Omit all pictures and give the records below again exactly as written.

------------

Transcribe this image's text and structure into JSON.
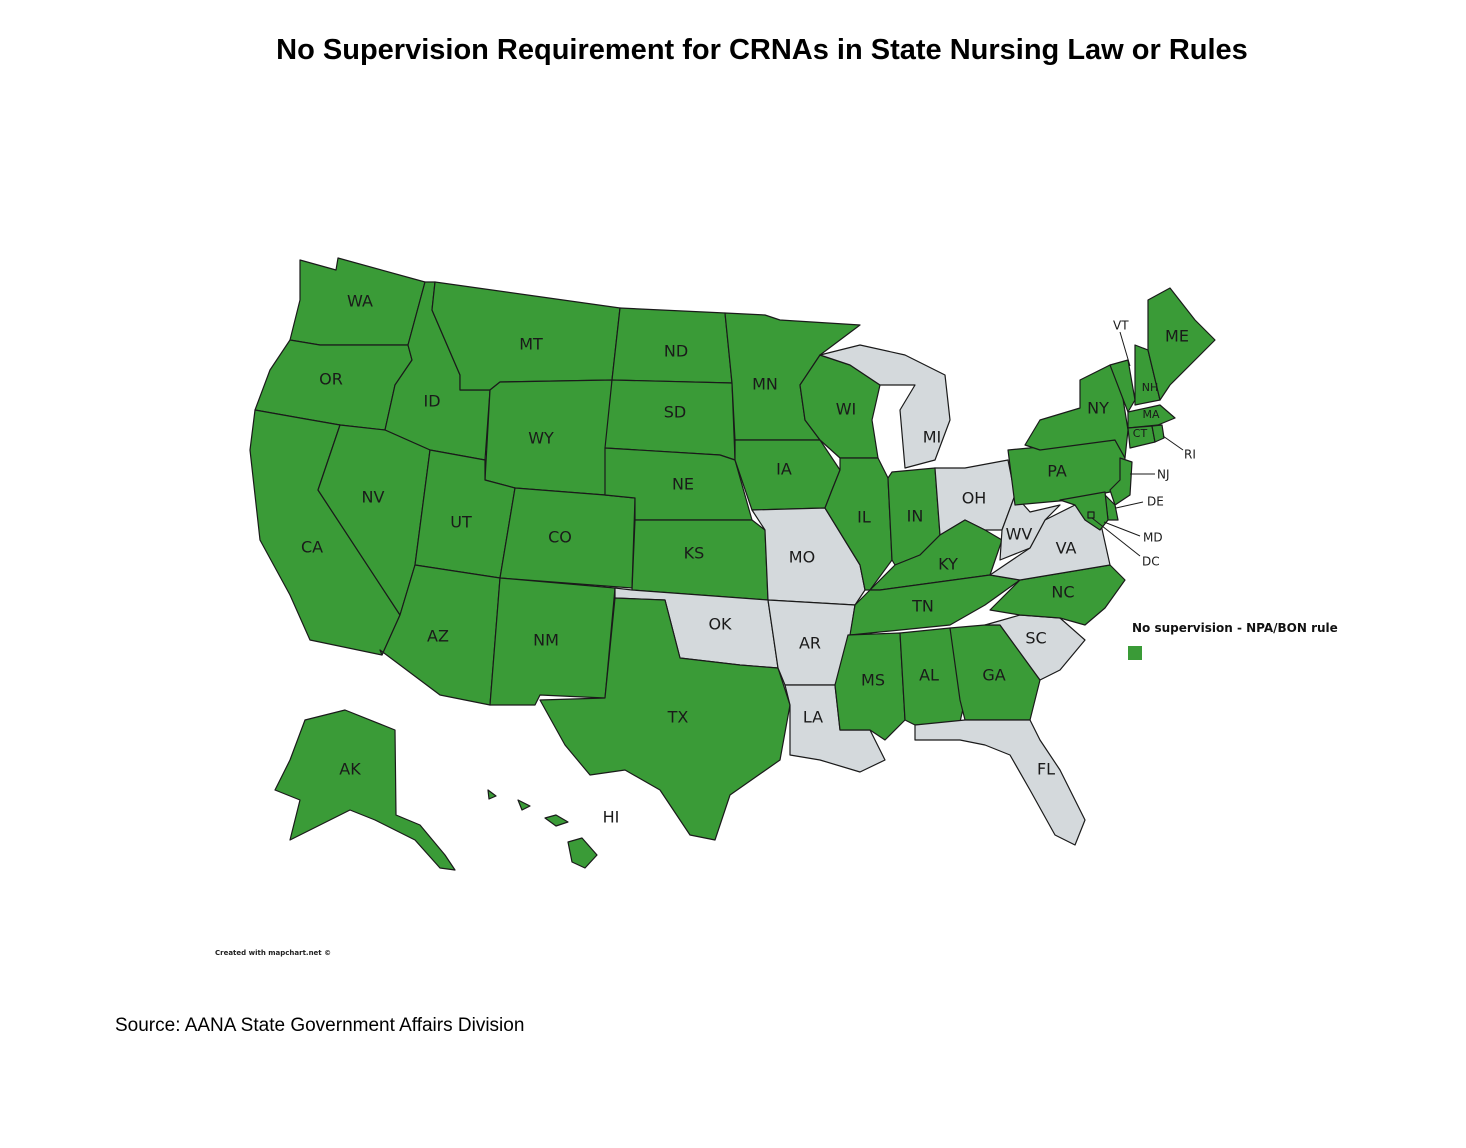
{
  "title": "No Supervision Requirement for CRNAs in State Nursing Law or Rules",
  "legend": {
    "label": "No supervision - NPA/BON rule",
    "color": "#3a9b37"
  },
  "colors": {
    "no_supervision": "#3a9b37",
    "other": "#d4d9dc",
    "border": "#1a1a1a"
  },
  "credit": "Created with mapchart.net ©",
  "source": "Source:  AANA State Government Affairs Division",
  "states": [
    {
      "abbr": "WA",
      "category": "no_supervision"
    },
    {
      "abbr": "OR",
      "category": "no_supervision"
    },
    {
      "abbr": "CA",
      "category": "no_supervision"
    },
    {
      "abbr": "ID",
      "category": "no_supervision"
    },
    {
      "abbr": "NV",
      "category": "no_supervision"
    },
    {
      "abbr": "MT",
      "category": "no_supervision"
    },
    {
      "abbr": "WY",
      "category": "no_supervision"
    },
    {
      "abbr": "UT",
      "category": "no_supervision"
    },
    {
      "abbr": "AZ",
      "category": "no_supervision"
    },
    {
      "abbr": "CO",
      "category": "no_supervision"
    },
    {
      "abbr": "NM",
      "category": "no_supervision"
    },
    {
      "abbr": "ND",
      "category": "no_supervision"
    },
    {
      "abbr": "SD",
      "category": "no_supervision"
    },
    {
      "abbr": "NE",
      "category": "no_supervision"
    },
    {
      "abbr": "KS",
      "category": "no_supervision"
    },
    {
      "abbr": "OK",
      "category": "other"
    },
    {
      "abbr": "TX",
      "category": "no_supervision"
    },
    {
      "abbr": "MN",
      "category": "no_supervision"
    },
    {
      "abbr": "IA",
      "category": "no_supervision"
    },
    {
      "abbr": "MO",
      "category": "other"
    },
    {
      "abbr": "AR",
      "category": "other"
    },
    {
      "abbr": "LA",
      "category": "other"
    },
    {
      "abbr": "WI",
      "category": "no_supervision"
    },
    {
      "abbr": "IL",
      "category": "no_supervision"
    },
    {
      "abbr": "MI",
      "category": "other"
    },
    {
      "abbr": "IN",
      "category": "no_supervision"
    },
    {
      "abbr": "OH",
      "category": "other"
    },
    {
      "abbr": "KY",
      "category": "no_supervision"
    },
    {
      "abbr": "TN",
      "category": "no_supervision"
    },
    {
      "abbr": "MS",
      "category": "no_supervision"
    },
    {
      "abbr": "AL",
      "category": "no_supervision"
    },
    {
      "abbr": "GA",
      "category": "no_supervision"
    },
    {
      "abbr": "FL",
      "category": "other"
    },
    {
      "abbr": "SC",
      "category": "other"
    },
    {
      "abbr": "NC",
      "category": "no_supervision"
    },
    {
      "abbr": "VA",
      "category": "other"
    },
    {
      "abbr": "WV",
      "category": "other"
    },
    {
      "abbr": "PA",
      "category": "no_supervision"
    },
    {
      "abbr": "NY",
      "category": "no_supervision"
    },
    {
      "abbr": "VT",
      "category": "no_supervision"
    },
    {
      "abbr": "NH",
      "category": "no_supervision"
    },
    {
      "abbr": "ME",
      "category": "no_supervision"
    },
    {
      "abbr": "MA",
      "category": "no_supervision"
    },
    {
      "abbr": "CT",
      "category": "no_supervision"
    },
    {
      "abbr": "RI",
      "category": "no_supervision"
    },
    {
      "abbr": "NJ",
      "category": "no_supervision"
    },
    {
      "abbr": "DE",
      "category": "no_supervision"
    },
    {
      "abbr": "MD",
      "category": "no_supervision"
    },
    {
      "abbr": "DC",
      "category": "no_supervision"
    },
    {
      "abbr": "AK",
      "category": "no_supervision"
    },
    {
      "abbr": "HI",
      "category": "no_supervision"
    }
  ]
}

------------

* OUTPUT FOR THIS EXERCISE *
Transcribe this image's text and structure into JSON.
{
  "title": "No Supervision Requirement for CRNAs in State Nursing Law or Rules",
  "legend": {
    "label": "No supervision - NPA/BON rule",
    "color": "#3a9b37"
  },
  "colors": {
    "no_supervision": "#3a9b37",
    "other": "#d4d9dc",
    "border": "#1a1a1a"
  },
  "credit": "Created with mapchart.net ©",
  "source": "Source:  AANA State Government Affairs Division",
  "states": [
    {
      "abbr": "WA",
      "category": "no_supervision"
    },
    {
      "abbr": "OR",
      "category": "no_supervision"
    },
    {
      "abbr": "CA",
      "category": "no_supervision"
    },
    {
      "abbr": "ID",
      "category": "no_supervision"
    },
    {
      "abbr": "NV",
      "category": "no_supervision"
    },
    {
      "abbr": "MT",
      "category": "no_supervision"
    },
    {
      "abbr": "WY",
      "category": "no_supervision"
    },
    {
      "abbr": "UT",
      "category": "no_supervision"
    },
    {
      "abbr": "AZ",
      "category": "no_supervision"
    },
    {
      "abbr": "CO",
      "category": "no_supervision"
    },
    {
      "abbr": "NM",
      "category": "no_supervision"
    },
    {
      "abbr": "ND",
      "category": "no_supervision"
    },
    {
      "abbr": "SD",
      "category": "no_supervision"
    },
    {
      "abbr": "NE",
      "category": "no_supervision"
    },
    {
      "abbr": "KS",
      "category": "no_supervision"
    },
    {
      "abbr": "OK",
      "category": "other"
    },
    {
      "abbr": "TX",
      "category": "no_supervision"
    },
    {
      "abbr": "MN",
      "category": "no_supervision"
    },
    {
      "abbr": "IA",
      "category": "no_supervision"
    },
    {
      "abbr": "MO",
      "category": "other"
    },
    {
      "abbr": "AR",
      "category": "other"
    },
    {
      "abbr": "LA",
      "category": "other"
    },
    {
      "abbr": "WI",
      "category": "no_supervision"
    },
    {
      "abbr": "IL",
      "category": "no_supervision"
    },
    {
      "abbr": "MI",
      "category": "other"
    },
    {
      "abbr": "IN",
      "category": "no_supervision"
    },
    {
      "abbr": "OH",
      "category": "other"
    },
    {
      "abbr": "KY",
      "category": "no_supervision"
    },
    {
      "abbr": "TN",
      "category": "no_supervision"
    },
    {
      "abbr": "MS",
      "category": "no_supervision"
    },
    {
      "abbr": "AL",
      "category": "no_supervision"
    },
    {
      "abbr": "GA",
      "category": "no_supervision"
    },
    {
      "abbr": "FL",
      "category": "other"
    },
    {
      "abbr": "SC",
      "category": "other"
    },
    {
      "abbr": "NC",
      "category": "no_supervision"
    },
    {
      "abbr": "VA",
      "category": "other"
    },
    {
      "abbr": "WV",
      "category": "other"
    },
    {
      "abbr": "PA",
      "category": "no_supervision"
    },
    {
      "abbr": "NY",
      "category": "no_supervision"
    },
    {
      "abbr": "VT",
      "category": "no_supervision"
    },
    {
      "abbr": "NH",
      "category": "no_supervision"
    },
    {
      "abbr": "ME",
      "category": "no_supervision"
    },
    {
      "abbr": "MA",
      "category": "no_supervision"
    },
    {
      "abbr": "CT",
      "category": "no_supervision"
    },
    {
      "abbr": "RI",
      "category": "no_supervision"
    },
    {
      "abbr": "NJ",
      "category": "no_supervision"
    },
    {
      "abbr": "DE",
      "category": "no_supervision"
    },
    {
      "abbr": "MD",
      "category": "no_supervision"
    },
    {
      "abbr": "DC",
      "category": "no_supervision"
    },
    {
      "abbr": "AK",
      "category": "no_supervision"
    },
    {
      "abbr": "HI",
      "category": "no_supervision"
    }
  ]
}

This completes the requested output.